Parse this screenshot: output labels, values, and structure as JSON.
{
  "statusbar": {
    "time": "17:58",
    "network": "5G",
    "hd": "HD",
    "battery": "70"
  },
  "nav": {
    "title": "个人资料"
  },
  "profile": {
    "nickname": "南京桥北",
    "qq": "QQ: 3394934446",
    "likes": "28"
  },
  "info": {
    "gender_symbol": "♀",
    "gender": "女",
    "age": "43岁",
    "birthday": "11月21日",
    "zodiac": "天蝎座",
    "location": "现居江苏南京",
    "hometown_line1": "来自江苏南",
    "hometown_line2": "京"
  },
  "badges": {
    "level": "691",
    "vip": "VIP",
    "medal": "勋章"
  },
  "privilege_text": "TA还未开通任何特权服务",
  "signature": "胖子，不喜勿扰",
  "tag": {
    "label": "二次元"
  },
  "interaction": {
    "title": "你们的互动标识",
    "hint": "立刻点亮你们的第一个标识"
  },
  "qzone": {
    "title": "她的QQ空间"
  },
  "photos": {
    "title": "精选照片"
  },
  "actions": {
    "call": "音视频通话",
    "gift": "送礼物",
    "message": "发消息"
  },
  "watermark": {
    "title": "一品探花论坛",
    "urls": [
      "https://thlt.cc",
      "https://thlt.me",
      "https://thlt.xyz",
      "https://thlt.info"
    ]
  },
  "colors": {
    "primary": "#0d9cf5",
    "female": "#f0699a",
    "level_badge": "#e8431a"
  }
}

******

Write the material out again in its entirety, exactly as shown.

**Full answer**:
Parse this screenshot: output labels, values, and structure as JSON.
{
  "statusbar": {
    "time": "17:58",
    "network": "5G",
    "hd": "HD",
    "battery": "70"
  },
  "nav": {
    "title": "个人资料"
  },
  "profile": {
    "nickname": "南京桥北",
    "qq": "QQ: 3394934446",
    "likes": "28"
  },
  "info": {
    "gender_symbol": "♀",
    "gender": "女",
    "age": "43岁",
    "birthday": "11月21日",
    "zodiac": "天蝎座",
    "location": "现居江苏南京",
    "hometown_line1": "来自江苏南",
    "hometown_line2": "京"
  },
  "badges": {
    "level": "691",
    "vip": "VIP",
    "medal": "勋章"
  },
  "privilege_text": "TA还未开通任何特权服务",
  "signature": "胖子，不喜勿扰",
  "tag": {
    "label": "二次元"
  },
  "interaction": {
    "title": "你们的互动标识",
    "hint": "立刻点亮你们的第一个标识"
  },
  "qzone": {
    "title": "她的QQ空间"
  },
  "photos": {
    "title": "精选照片"
  },
  "actions": {
    "call": "音视频通话",
    "gift": "送礼物",
    "message": "发消息"
  },
  "watermark": {
    "title": "一品探花论坛",
    "urls": [
      "https://thlt.cc",
      "https://thlt.me",
      "https://thlt.xyz",
      "https://thlt.info"
    ]
  },
  "colors": {
    "primary": "#0d9cf5",
    "female": "#f0699a",
    "level_badge": "#e8431a"
  }
}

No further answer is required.